What is needed: Without altering anything, output the material below.

Dataset:
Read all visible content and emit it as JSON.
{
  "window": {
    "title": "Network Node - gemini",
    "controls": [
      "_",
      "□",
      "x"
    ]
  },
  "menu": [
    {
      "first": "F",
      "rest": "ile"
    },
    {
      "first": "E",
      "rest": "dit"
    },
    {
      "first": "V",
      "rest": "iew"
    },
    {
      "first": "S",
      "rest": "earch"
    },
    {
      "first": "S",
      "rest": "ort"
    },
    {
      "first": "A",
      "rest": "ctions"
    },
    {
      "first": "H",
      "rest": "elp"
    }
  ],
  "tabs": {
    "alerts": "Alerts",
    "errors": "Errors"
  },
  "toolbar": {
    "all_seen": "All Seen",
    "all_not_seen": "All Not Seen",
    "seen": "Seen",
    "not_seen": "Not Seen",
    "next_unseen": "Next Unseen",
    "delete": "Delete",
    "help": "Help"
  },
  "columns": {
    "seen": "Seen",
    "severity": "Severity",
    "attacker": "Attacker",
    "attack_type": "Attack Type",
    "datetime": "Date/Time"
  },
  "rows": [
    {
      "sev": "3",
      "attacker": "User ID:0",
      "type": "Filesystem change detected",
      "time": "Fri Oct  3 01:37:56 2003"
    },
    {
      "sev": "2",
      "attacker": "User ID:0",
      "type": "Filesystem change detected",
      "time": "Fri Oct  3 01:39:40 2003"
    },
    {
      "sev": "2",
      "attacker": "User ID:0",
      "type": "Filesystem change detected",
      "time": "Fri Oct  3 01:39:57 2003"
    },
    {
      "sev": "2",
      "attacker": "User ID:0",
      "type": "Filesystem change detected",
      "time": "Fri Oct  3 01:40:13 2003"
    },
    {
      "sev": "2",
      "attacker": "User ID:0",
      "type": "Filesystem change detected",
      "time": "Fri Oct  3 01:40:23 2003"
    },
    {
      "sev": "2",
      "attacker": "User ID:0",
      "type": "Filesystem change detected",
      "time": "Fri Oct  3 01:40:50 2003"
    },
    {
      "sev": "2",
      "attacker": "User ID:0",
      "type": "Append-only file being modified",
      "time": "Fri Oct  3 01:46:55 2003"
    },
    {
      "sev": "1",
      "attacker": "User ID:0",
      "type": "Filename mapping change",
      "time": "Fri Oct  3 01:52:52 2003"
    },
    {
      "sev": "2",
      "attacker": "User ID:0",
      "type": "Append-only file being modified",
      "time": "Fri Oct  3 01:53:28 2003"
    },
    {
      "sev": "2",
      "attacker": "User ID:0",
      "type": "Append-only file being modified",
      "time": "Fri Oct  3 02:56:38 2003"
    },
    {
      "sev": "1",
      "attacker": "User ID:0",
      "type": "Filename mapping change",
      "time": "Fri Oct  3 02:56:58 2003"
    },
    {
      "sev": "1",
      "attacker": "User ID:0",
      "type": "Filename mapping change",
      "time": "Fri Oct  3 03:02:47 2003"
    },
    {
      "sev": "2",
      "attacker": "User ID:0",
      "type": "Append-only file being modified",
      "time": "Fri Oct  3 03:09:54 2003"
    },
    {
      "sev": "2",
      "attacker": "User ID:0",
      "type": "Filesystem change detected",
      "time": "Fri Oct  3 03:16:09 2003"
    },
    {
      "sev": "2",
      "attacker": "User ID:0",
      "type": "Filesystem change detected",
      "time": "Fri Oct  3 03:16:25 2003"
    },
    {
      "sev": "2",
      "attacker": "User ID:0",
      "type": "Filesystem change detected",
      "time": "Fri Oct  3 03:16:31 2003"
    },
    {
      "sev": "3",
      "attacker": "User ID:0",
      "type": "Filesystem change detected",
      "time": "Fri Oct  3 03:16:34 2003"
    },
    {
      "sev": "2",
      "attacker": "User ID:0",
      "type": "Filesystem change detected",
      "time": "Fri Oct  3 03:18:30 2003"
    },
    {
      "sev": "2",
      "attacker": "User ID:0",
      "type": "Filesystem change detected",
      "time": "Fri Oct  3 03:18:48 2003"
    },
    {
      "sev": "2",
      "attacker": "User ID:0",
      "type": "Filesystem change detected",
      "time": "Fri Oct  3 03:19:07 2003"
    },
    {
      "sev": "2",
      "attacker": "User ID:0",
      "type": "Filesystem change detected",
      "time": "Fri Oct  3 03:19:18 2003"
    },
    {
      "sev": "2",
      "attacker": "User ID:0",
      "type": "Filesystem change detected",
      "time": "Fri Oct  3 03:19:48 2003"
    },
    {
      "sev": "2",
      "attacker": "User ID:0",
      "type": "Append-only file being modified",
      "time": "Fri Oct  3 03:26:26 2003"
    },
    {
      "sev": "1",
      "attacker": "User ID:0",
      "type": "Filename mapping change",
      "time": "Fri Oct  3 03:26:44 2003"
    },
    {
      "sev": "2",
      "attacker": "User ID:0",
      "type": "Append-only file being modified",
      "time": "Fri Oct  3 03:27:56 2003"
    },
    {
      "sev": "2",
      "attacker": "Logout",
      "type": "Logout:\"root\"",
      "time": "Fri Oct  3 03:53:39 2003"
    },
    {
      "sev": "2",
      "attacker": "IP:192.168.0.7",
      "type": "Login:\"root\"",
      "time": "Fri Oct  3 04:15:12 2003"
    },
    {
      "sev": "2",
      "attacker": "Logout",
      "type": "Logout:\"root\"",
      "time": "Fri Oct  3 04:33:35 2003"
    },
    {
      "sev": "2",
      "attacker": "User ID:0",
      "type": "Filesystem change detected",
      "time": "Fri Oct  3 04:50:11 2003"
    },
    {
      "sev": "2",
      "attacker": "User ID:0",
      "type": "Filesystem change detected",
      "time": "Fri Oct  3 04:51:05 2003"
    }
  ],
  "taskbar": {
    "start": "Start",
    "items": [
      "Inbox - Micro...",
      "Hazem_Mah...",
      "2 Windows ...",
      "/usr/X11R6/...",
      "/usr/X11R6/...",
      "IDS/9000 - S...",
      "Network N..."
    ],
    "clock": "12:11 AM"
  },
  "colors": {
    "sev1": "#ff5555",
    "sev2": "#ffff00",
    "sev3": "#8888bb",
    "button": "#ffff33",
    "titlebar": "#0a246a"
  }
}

The output:
Read all visible content and emit it as JSON.
{
  "window": {
    "title": "Network Node - gemini",
    "controls": [
      "_",
      "□",
      "x"
    ]
  },
  "menu": [
    {
      "first": "F",
      "rest": "ile"
    },
    {
      "first": "E",
      "rest": "dit"
    },
    {
      "first": "V",
      "rest": "iew"
    },
    {
      "first": "S",
      "rest": "earch"
    },
    {
      "first": "S",
      "rest": "ort"
    },
    {
      "first": "A",
      "rest": "ctions"
    },
    {
      "first": "H",
      "rest": "elp"
    }
  ],
  "tabs": {
    "alerts": "Alerts",
    "errors": "Errors"
  },
  "toolbar": {
    "all_seen": "All Seen",
    "all_not_seen": "All Not Seen",
    "seen": "Seen",
    "not_seen": "Not Seen",
    "next_unseen": "Next Unseen",
    "delete": "Delete",
    "help": "Help"
  },
  "columns": {
    "seen": "Seen",
    "severity": "Severity",
    "attacker": "Attacker",
    "attack_type": "Attack Type",
    "datetime": "Date/Time"
  },
  "rows": [
    {
      "sev": "3",
      "attacker": "User ID:0",
      "type": "Filesystem change detected",
      "time": "Fri Oct  3 01:37:56 2003"
    },
    {
      "sev": "2",
      "attacker": "User ID:0",
      "type": "Filesystem change detected",
      "time": "Fri Oct  3 01:39:40 2003"
    },
    {
      "sev": "2",
      "attacker": "User ID:0",
      "type": "Filesystem change detected",
      "time": "Fri Oct  3 01:39:57 2003"
    },
    {
      "sev": "2",
      "attacker": "User ID:0",
      "type": "Filesystem change detected",
      "time": "Fri Oct  3 01:40:13 2003"
    },
    {
      "sev": "2",
      "attacker": "User ID:0",
      "type": "Filesystem change detected",
      "time": "Fri Oct  3 01:40:23 2003"
    },
    {
      "sev": "2",
      "attacker": "User ID:0",
      "type": "Filesystem change detected",
      "time": "Fri Oct  3 01:40:50 2003"
    },
    {
      "sev": "2",
      "attacker": "User ID:0",
      "type": "Append-only file being modified",
      "time": "Fri Oct  3 01:46:55 2003"
    },
    {
      "sev": "1",
      "attacker": "User ID:0",
      "type": "Filename mapping change",
      "time": "Fri Oct  3 01:52:52 2003"
    },
    {
      "sev": "2",
      "attacker": "User ID:0",
      "type": "Append-only file being modified",
      "time": "Fri Oct  3 01:53:28 2003"
    },
    {
      "sev": "2",
      "attacker": "User ID:0",
      "type": "Append-only file being modified",
      "time": "Fri Oct  3 02:56:38 2003"
    },
    {
      "sev": "1",
      "attacker": "User ID:0",
      "type": "Filename mapping change",
      "time": "Fri Oct  3 02:56:58 2003"
    },
    {
      "sev": "1",
      "attacker": "User ID:0",
      "type": "Filename mapping change",
      "time": "Fri Oct  3 03:02:47 2003"
    },
    {
      "sev": "2",
      "attacker": "User ID:0",
      "type": "Append-only file being modified",
      "time": "Fri Oct  3 03:09:54 2003"
    },
    {
      "sev": "2",
      "attacker": "User ID:0",
      "type": "Filesystem change detected",
      "time": "Fri Oct  3 03:16:09 2003"
    },
    {
      "sev": "2",
      "attacker": "User ID:0",
      "type": "Filesystem change detected",
      "time": "Fri Oct  3 03:16:25 2003"
    },
    {
      "sev": "2",
      "attacker": "User ID:0",
      "type": "Filesystem change detected",
      "time": "Fri Oct  3 03:16:31 2003"
    },
    {
      "sev": "3",
      "attacker": "User ID:0",
      "type": "Filesystem change detected",
      "time": "Fri Oct  3 03:16:34 2003"
    },
    {
      "sev": "2",
      "attacker": "User ID:0",
      "type": "Filesystem change detected",
      "time": "Fri Oct  3 03:18:30 2003"
    },
    {
      "sev": "2",
      "attacker": "User ID:0",
      "type": "Filesystem change detected",
      "time": "Fri Oct  3 03:18:48 2003"
    },
    {
      "sev": "2",
      "attacker": "User ID:0",
      "type": "Filesystem change detected",
      "time": "Fri Oct  3 03:19:07 2003"
    },
    {
      "sev": "2",
      "attacker": "User ID:0",
      "type": "Filesystem change detected",
      "time": "Fri Oct  3 03:19:18 2003"
    },
    {
      "sev": "2",
      "attacker": "User ID:0",
      "type": "Filesystem change detected",
      "time": "Fri Oct  3 03:19:48 2003"
    },
    {
      "sev": "2",
      "attacker": "User ID:0",
      "type": "Append-only file being modified",
      "time": "Fri Oct  3 03:26:26 2003"
    },
    {
      "sev": "1",
      "attacker": "User ID:0",
      "type": "Filename mapping change",
      "time": "Fri Oct  3 03:26:44 2003"
    },
    {
      "sev": "2",
      "attacker": "User ID:0",
      "type": "Append-only file being modified",
      "time": "Fri Oct  3 03:27:56 2003"
    },
    {
      "sev": "2",
      "attacker": "Logout",
      "type": "Logout:\"root\"",
      "time": "Fri Oct  3 03:53:39 2003"
    },
    {
      "sev": "2",
      "attacker": "IP:192.168.0.7",
      "type": "Login:\"root\"",
      "time": "Fri Oct  3 04:15:12 2003"
    },
    {
      "sev": "2",
      "attacker": "Logout",
      "type": "Logout:\"root\"",
      "time": "Fri Oct  3 04:33:35 2003"
    },
    {
      "sev": "2",
      "attacker": "User ID:0",
      "type": "Filesystem change detected",
      "time": "Fri Oct  3 04:50:11 2003"
    },
    {
      "sev": "2",
      "attacker": "User ID:0",
      "type": "Filesystem change detected",
      "time": "Fri Oct  3 04:51:05 2003"
    }
  ],
  "taskbar": {
    "start": "Start",
    "items": [
      "Inbox - Micro...",
      "Hazem_Mah...",
      "2 Windows ...",
      "/usr/X11R6/...",
      "/usr/X11R6/...",
      "IDS/9000 - S...",
      "Network N..."
    ],
    "clock": "12:11 AM"
  },
  "colors": {
    "sev1": "#ff5555",
    "sev2": "#ffff00",
    "sev3": "#8888bb",
    "button": "#ffff33",
    "titlebar": "#0a246a"
  }
}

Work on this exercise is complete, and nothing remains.